══ Selected excerpt ══

Fact-check notes and sources

  • The May 17, 2018 sole-source award to Cerner to replace VistA and match DoD's platform, with a ceiling of nearly 10 billion dollars over ten years and about 782 million dollars in initial fiscal-2018 funding: Nextgov/FCW on the signing and the VA's own contract announcement. The 10 billion dollars is a contract ceiling, not the total program cost.
  • Oracle's completion of its Cerner acquisition in June 2022 and the rebrand to Oracle Health, same contract and system: Government Accountability Office.
  • The VA's January 2019 program estimate of about 16.1 billion dollars (roughly 10 billion for the contract plus about 6.1 billion for infrastructure and program management), now called severely outdated by GAO: Government Accountability Office, GAO-25-108091.
  • The Institute for Defense Analyses' October 2022 lifecycle estimate of about 49.8 billion dollars (32.7 billion for thirteen years of implementation plus 17.1 billion for fifteen years of sustainment), which GAO calls more realistic: Government Accountability Office, GAO-25-106874. Note this lifecycle figure spans roughly twenty-eight years and is not directly comparable to the ten-year program estimate.
  • The implementation cost roughly doubling, from the 16.1 billion dollar baseline to between about 33.6 billion and 38.9 billion dollars: Government Accountability Office, GAO-25-108091. The precise 33.6-to-38.9-billion band appears in the full report and secondary summaries rather than the public abstract; treat the exact endpoints as reported via GAO.
  • The roughly 37.2 billion dollar newer lifecycle figure: presented by VA Deputy Secretary Paul Lawrence and questioned at a December 2025 House hearing, Nextgov/FCW. This is a VA estimate aired at a hearing, not a GAO-validated or independent one; GAO separately says the VA still lacks a fully validated updated estimate.
  • The "unknown queue" at Mann-Grandstaff in Spokane: more than 11,000 orders undelivered from the October 2020 go-live through June 2021, sent to a location neither senders nor receivers could see and without alerts: VA Office of Inspector General, July 2022 report.
  • The 149 adverse events identified by clinical review (2 major, 52 moderate, 95 minor harm), and the at-risk patient whose psychiatric follow-up order was lost and who was psychiatrically hospitalized (survived, not killed): Healthcare IT News on the OIG report and the VA OIG report itself. These are events the OIG review identified and associated with the failure, not a proven causal tally.

═══
══ Material provided ══

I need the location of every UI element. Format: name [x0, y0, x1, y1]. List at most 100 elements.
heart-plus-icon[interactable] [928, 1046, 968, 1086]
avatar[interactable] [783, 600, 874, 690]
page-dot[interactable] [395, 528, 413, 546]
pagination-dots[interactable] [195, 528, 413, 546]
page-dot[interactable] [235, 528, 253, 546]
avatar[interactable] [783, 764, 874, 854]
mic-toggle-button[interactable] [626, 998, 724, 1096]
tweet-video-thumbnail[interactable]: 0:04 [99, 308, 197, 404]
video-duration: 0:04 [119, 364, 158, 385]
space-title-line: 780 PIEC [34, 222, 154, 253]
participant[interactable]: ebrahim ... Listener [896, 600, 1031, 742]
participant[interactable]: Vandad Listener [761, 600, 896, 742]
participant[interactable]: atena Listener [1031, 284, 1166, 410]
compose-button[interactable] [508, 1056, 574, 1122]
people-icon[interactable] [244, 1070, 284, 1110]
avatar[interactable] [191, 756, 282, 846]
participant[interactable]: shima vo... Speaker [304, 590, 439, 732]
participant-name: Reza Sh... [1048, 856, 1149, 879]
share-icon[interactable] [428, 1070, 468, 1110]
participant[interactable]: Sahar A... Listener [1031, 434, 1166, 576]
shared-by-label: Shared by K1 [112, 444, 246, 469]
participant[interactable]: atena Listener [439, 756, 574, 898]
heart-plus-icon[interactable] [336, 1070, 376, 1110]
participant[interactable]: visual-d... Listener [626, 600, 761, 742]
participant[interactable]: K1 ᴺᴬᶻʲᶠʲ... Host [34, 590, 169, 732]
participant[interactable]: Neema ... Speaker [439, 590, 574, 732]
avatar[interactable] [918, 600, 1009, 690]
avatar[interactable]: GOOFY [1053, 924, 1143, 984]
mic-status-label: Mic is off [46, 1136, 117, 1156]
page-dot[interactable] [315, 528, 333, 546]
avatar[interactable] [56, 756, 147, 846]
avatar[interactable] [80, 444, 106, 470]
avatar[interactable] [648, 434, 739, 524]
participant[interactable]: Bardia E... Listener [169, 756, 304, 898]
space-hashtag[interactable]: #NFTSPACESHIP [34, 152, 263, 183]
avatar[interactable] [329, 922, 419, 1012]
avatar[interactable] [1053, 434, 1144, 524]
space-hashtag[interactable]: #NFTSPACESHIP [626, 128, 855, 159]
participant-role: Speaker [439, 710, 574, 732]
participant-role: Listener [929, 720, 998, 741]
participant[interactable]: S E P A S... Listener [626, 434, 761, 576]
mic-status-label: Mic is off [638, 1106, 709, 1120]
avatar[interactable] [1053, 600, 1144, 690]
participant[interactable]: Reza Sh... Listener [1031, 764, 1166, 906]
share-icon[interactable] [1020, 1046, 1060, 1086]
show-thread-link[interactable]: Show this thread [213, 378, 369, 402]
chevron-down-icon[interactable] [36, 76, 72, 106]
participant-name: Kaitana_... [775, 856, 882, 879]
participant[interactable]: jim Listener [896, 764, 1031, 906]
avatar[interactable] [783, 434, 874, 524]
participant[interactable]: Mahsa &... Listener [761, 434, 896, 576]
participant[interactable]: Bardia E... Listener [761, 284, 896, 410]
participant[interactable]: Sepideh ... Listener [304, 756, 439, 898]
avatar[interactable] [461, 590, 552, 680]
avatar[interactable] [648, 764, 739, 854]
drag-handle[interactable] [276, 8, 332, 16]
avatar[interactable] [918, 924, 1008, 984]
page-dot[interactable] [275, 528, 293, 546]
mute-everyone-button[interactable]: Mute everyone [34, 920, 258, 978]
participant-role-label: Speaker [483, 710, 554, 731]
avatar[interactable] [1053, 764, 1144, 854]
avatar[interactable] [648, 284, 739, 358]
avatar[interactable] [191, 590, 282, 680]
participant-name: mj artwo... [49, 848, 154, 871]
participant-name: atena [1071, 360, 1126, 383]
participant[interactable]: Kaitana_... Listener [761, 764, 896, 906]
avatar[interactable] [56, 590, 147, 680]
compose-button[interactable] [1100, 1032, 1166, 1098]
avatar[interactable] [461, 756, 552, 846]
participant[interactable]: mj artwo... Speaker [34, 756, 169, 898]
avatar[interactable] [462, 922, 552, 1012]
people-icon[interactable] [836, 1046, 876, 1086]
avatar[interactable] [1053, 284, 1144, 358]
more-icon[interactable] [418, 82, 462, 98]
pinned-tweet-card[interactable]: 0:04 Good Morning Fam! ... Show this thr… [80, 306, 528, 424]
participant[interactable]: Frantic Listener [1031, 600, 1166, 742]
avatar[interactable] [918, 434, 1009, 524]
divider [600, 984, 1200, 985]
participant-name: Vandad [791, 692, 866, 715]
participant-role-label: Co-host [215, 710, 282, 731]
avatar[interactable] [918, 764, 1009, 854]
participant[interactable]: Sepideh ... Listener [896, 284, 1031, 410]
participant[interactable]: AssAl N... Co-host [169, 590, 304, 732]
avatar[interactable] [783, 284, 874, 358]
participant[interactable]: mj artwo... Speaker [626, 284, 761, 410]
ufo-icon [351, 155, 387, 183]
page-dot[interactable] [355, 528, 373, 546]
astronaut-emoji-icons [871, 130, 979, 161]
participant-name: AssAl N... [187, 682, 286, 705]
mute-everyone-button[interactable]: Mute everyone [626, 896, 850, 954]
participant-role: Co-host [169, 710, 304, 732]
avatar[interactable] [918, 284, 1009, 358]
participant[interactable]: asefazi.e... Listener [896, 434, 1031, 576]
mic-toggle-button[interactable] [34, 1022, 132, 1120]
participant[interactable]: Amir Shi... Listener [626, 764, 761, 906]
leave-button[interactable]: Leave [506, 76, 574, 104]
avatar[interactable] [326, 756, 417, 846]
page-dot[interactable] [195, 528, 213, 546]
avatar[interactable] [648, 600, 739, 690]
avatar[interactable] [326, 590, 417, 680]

═══

§ **Exercise 1**
According to the fact-check notes, when did Oracle complete its acquisition of Cerner?
§ **Exercise 2**
Why do the fact-check notes say the 49.8 billion dollar lifecycle estimate is not directly comparable to the 16.1 billion dollar program estimate?
§ **Exercise 3**
Please copy the stretch of the fact-check notes from "Fact-check notes and" through "GAO: Government Accountability Office, GAO-25-108091." word for word.
The listing is not needed for this work.

§ **Reply 1**
June 2022.

§ **Reply 2**
The 49.8 billion dollar figure covers roughly twenty-eight years: thirteen years of implementation plus fifteen years of sustainment. The 16.1 billion dollar figure is a ten-year program estimate.

§ **Reply 3**
Fact-check notes and sources

  • The May 17, 2018 sole-source award to Cerner to replace VistA and match DoD's platform, with a ceiling of nearly 10 billion dollars over ten years and about 782 million dollars in initial fiscal-2018 funding: Nextgov/FCW on the signing and the VA's own contract announcement. The 10 billion dollars is a contract ceiling, not the total program cost.
  • Oracle's completion of its Cerner acquisition in June 2022 and the rebrand to Oracle Health, same contract and system: Government Accountability Office.
  • The VA's January 2019 program estimate of about 16.1 billion dollars (roughly 10 billion for the contract plus about 6.1 billion for infrastructure and program management), now called severely outdated by GAO: Government Accountability Office, GAO-25-108091.